------ Rows ------
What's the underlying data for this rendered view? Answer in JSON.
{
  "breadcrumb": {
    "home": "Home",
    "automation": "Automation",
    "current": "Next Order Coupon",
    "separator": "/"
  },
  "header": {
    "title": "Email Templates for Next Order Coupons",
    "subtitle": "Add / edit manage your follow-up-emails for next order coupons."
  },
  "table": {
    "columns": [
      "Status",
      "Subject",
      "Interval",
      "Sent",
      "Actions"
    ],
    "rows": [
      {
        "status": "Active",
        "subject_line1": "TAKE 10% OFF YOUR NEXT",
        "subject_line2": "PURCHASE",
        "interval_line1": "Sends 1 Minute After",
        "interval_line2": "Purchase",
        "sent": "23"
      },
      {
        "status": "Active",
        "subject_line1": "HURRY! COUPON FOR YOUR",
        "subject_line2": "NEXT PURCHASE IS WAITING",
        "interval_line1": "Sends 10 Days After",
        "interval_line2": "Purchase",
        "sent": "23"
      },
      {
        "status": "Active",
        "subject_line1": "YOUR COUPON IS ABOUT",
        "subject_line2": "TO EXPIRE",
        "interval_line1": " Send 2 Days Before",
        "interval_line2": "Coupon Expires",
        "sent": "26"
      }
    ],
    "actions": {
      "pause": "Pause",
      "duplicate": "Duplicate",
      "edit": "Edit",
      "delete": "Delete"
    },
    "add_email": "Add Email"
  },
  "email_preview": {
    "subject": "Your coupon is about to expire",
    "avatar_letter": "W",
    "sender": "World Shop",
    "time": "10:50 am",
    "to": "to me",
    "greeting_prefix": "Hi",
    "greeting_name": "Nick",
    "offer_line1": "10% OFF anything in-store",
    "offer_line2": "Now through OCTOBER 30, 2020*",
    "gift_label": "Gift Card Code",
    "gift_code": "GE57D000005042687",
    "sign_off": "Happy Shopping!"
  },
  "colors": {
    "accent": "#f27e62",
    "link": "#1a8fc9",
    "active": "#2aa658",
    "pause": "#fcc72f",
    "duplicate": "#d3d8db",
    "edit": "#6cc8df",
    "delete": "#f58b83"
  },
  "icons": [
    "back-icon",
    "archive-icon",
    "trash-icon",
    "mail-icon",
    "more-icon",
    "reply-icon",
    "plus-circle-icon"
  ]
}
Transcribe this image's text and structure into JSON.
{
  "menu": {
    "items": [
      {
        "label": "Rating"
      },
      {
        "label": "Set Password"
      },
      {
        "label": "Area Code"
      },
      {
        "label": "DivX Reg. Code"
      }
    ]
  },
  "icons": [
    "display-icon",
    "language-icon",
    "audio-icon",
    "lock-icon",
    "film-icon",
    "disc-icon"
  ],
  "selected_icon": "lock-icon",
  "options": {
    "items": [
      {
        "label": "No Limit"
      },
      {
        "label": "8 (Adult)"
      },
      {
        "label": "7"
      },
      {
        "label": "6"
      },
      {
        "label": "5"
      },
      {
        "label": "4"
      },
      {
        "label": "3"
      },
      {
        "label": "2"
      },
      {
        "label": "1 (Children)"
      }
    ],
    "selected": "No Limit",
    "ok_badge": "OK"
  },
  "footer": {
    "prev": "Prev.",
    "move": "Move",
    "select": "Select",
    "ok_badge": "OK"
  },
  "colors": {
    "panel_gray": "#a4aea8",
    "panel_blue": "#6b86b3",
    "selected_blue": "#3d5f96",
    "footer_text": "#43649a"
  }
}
------
> **Problem statement**
Every entry in the listing must be retyped exactly.

> **Task answer**
What's the underlying data for this rendered view? Answer in JSON.
{
  "breadcrumb": {
    "home": "Home",
    "automation": "Automation",
    "current": "Next Order Coupon",
    "separator": "/"
  },
  "header": {
    "title": "Email Templates for Next Order Coupons",
    "subtitle": "Add / edit manage your follow-up-emails for next order coupons."
  },
  "table": {
    "columns": [
      "Status",
      "Subject",
      "Interval",
      "Sent",
      "Actions"
    ],
    "rows": [
      {
        "status": "Active",
        "subject_line1": "TAKE 10% OFF YOUR NEXT",
        "subject_line2": "PURCHASE",
        "interval_line1": "Sends 1 Minute After",
        "interval_line2": "Purchase",
        "sent": "23"
      },
      {
        "status": "Active",
        "subject_line1": "HURRY! COUPON FOR YOUR",
        "subject_line2": "NEXT PURCHASE IS WAITING",
        "interval_line1": "Sends 10 Days After",
        "interval_line2": "Purchase",
        "sent": "23"
      },
      {
        "status": "Active",
        "subject_line1": "YOUR COUPON IS ABOUT",
        "subject_line2": "TO EXPIRE",
        "interval_line1": " Send 2 Days Before",
        "interval_line2": "Coupon Expires",
        "sent": "26"
      }
    ],
    "actions": {
      "pause": "Pause",
      "duplicate": "Duplicate",
      "edit": "Edit",
      "delete": "Delete"
    },
    "add_email": "Add Email"
  },
  "email_preview": {
    "subject": "Your coupon is about to expire",
    "avatar_letter": "W",
    "sender": "World Shop",
    "time": "10:50 am",
    "to": "to me",
    "greeting_prefix": "Hi",
    "greeting_name": "Nick",
    "offer_line1": "10% OFF anything in-store",
    "offer_line2": "Now through OCTOBER 30, 2020*",
    "gift_label": "Gift Card Code",
    "gift_code": "GE57D000005042687",
    "sign_off": "Happy Shopping!"
  },
  "colors": {
    "accent": "#f27e62",
    "link": "#1a8fc9",
    "active": "#2aa658",
    "pause": "#fcc72f",
    "duplicate": "#d3d8db",
    "edit": "#6cc8df",
    "delete": "#f58b83"
  },
  "icons": [
    "back-icon",
    "archive-icon",
    "trash-icon",
    "mail-icon",
    "more-icon",
    "reply-icon",
    "plus-circle-icon"
  ]
}
Transcribe this image's text and structure into JSON.
{
  "menu": {
    "items": [
      {
        "label": "Rating"
      },
      {
        "label": "Set Password"
      },
      {
        "label": "Area Code"
      },
      {
        "label": "DivX Reg. Code"
      }
    ]
  },
  "icons": [
    "display-icon",
    "language-icon",
    "audio-icon",
    "lock-icon",
    "film-icon",
    "disc-icon"
  ],
  "selected_icon": "lock-icon",
  "options": {
    "items": [
      {
        "label": "No Limit"
      },
      {
        "label": "8 (Adult)"
      },
      {
        "label": "7"
      },
      {
        "label": "6"
      },
      {
        "label": "5"
      },
      {
        "label": "4"
      },
      {
        "label": "3"
      },
      {
        "label": "2"
      },
      {
        "label": "1 (Children)"
      }
    ],
    "selected": "No Limit",
    "ok_badge": "OK"
  },
  "footer": {
    "prev": "Prev.",
    "move": "Move",
    "select": "Select",
    "ok_badge": "OK"
  },
  "colors": {
    "panel_gray": "#a4aea8",
    "panel_blue": "#6b86b3",
    "selected_blue": "#3d5f96",
    "footer_text": "#43649a"
  }
}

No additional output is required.